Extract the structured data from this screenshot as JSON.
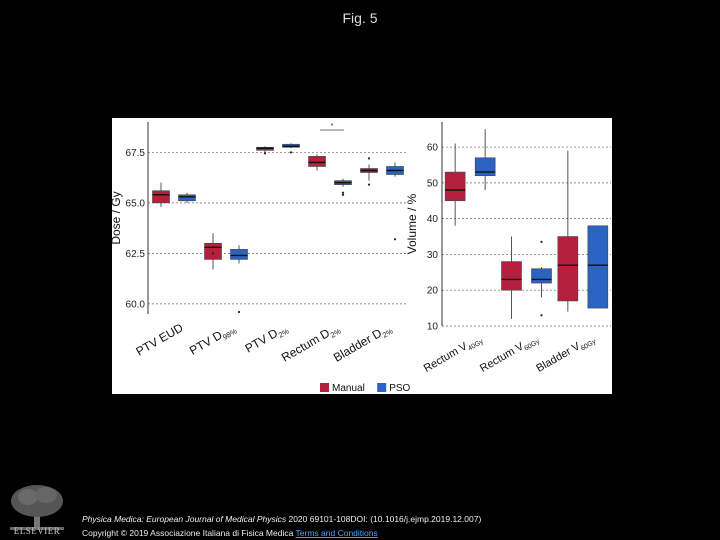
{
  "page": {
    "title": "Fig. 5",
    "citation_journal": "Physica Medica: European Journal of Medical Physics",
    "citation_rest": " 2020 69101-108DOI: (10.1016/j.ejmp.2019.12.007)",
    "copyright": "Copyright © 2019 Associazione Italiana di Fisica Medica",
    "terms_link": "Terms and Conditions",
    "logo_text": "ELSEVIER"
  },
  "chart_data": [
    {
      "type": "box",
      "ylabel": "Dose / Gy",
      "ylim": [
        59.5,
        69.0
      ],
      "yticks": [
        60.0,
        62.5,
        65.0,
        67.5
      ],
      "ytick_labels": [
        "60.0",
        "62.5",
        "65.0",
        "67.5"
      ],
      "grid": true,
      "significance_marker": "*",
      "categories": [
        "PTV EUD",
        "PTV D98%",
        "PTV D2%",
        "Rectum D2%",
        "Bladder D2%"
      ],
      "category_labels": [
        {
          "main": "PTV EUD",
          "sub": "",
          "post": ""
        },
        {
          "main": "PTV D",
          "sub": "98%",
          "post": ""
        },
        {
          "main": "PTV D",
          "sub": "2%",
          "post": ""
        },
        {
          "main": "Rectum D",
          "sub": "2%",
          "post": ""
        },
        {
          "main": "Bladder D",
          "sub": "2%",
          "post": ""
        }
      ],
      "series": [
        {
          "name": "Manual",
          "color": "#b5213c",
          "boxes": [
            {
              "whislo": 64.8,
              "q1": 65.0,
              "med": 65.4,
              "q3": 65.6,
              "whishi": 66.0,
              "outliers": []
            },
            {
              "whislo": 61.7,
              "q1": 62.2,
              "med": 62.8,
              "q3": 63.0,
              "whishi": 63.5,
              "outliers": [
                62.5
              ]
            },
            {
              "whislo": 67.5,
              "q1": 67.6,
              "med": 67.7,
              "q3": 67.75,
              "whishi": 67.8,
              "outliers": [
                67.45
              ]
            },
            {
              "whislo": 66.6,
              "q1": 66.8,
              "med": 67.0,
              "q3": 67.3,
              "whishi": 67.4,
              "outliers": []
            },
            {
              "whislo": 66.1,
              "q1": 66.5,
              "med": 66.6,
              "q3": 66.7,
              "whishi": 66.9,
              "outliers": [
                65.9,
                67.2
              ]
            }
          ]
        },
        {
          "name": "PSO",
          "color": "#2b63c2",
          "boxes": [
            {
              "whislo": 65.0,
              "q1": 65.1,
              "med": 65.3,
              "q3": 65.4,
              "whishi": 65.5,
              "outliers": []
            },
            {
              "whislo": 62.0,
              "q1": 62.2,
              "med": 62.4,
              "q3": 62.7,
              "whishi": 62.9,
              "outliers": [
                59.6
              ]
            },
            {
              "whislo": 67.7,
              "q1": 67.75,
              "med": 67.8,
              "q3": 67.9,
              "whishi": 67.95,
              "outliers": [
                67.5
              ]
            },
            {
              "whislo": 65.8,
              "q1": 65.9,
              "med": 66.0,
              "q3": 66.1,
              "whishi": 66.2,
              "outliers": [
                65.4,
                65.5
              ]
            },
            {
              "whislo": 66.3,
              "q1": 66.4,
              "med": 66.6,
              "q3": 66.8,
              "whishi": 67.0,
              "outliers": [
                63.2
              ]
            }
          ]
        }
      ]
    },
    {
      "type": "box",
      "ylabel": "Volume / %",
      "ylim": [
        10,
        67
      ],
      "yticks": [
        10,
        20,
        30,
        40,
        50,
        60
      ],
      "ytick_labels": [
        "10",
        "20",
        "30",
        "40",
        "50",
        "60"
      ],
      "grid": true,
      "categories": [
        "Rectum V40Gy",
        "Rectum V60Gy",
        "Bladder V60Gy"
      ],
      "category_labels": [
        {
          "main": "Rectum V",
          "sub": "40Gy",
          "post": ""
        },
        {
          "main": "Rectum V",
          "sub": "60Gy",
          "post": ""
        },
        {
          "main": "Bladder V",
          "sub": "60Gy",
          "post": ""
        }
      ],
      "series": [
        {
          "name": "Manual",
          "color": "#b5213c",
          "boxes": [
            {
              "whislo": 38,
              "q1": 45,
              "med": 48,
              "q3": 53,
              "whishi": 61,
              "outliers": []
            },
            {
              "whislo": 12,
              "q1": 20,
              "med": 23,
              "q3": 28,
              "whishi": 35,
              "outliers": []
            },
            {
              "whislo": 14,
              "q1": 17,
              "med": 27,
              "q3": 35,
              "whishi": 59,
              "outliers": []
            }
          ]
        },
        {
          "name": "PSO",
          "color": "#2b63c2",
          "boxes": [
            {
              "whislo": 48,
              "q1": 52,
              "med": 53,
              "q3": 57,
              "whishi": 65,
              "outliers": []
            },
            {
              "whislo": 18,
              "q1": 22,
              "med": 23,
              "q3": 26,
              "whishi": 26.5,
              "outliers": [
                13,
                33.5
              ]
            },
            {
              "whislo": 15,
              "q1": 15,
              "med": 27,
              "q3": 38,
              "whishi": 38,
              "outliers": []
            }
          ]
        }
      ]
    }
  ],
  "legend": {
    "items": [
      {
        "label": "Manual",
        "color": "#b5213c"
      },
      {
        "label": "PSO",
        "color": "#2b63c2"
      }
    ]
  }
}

+++

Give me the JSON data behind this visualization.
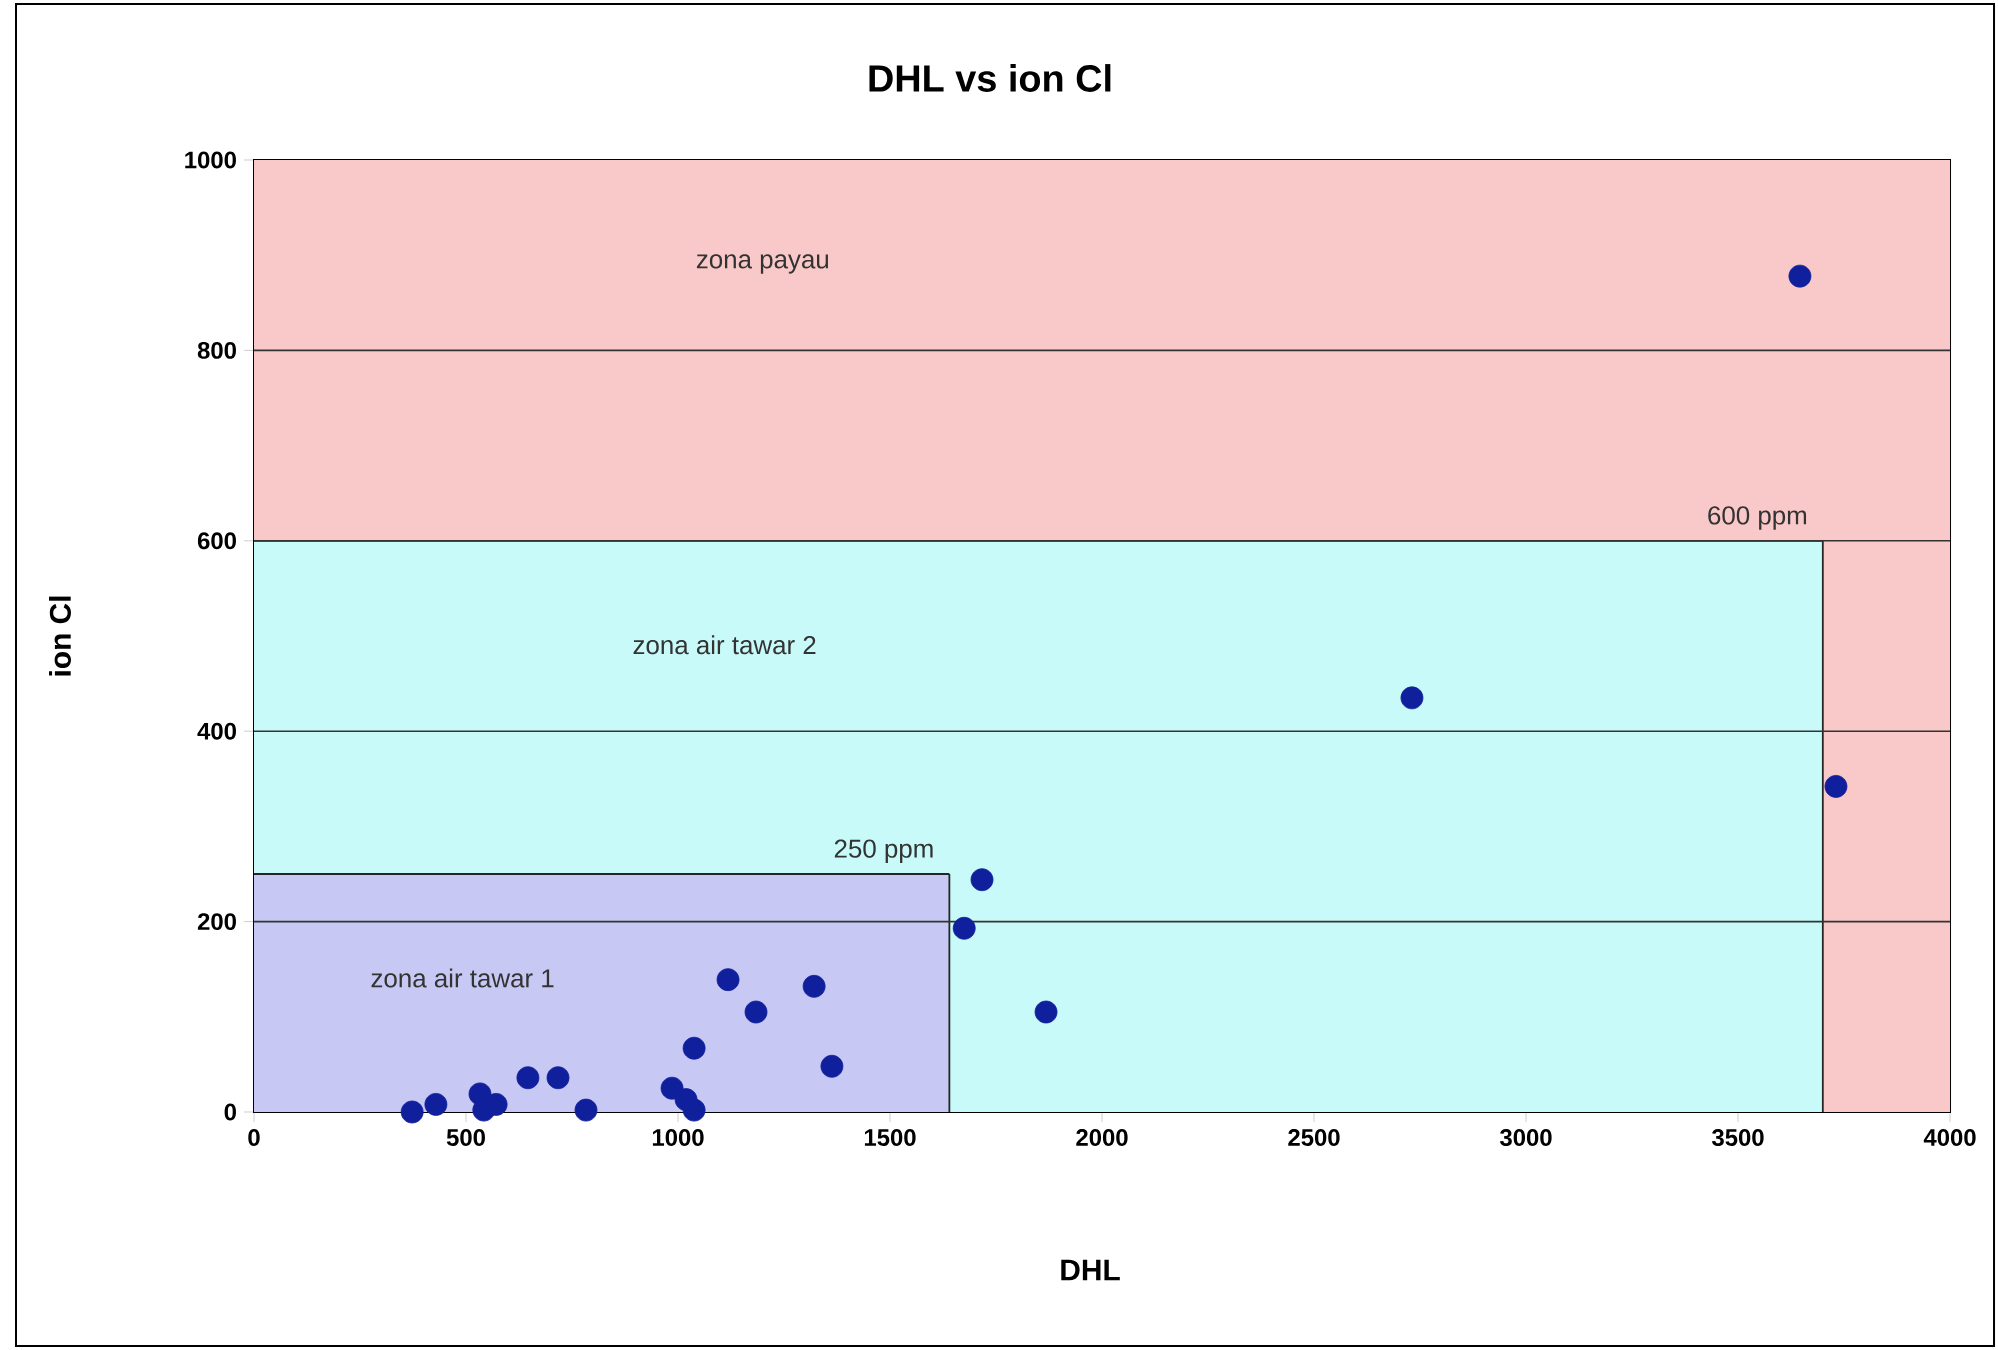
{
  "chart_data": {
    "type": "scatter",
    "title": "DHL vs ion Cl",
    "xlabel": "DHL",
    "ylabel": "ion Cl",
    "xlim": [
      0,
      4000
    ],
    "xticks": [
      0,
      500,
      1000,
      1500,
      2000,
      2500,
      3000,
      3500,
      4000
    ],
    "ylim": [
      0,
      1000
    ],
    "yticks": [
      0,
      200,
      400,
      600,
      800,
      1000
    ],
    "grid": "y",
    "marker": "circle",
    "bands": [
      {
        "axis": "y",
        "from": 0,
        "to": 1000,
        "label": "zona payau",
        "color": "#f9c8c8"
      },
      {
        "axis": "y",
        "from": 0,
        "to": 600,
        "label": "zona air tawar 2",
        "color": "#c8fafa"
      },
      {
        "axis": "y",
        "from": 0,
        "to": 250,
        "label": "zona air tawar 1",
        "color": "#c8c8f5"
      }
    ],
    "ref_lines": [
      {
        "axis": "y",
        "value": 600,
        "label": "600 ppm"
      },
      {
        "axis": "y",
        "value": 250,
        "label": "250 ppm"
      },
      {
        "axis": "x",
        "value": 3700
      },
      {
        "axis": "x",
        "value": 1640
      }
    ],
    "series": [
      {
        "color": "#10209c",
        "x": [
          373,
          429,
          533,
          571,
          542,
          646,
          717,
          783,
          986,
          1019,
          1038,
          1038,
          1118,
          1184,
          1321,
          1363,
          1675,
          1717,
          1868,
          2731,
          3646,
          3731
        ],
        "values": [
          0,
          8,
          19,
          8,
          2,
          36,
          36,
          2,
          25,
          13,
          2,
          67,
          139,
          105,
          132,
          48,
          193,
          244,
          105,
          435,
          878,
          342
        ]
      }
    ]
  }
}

+++

Count every line of the records that holds the string "zona". Write only the total.

Output for this task> 3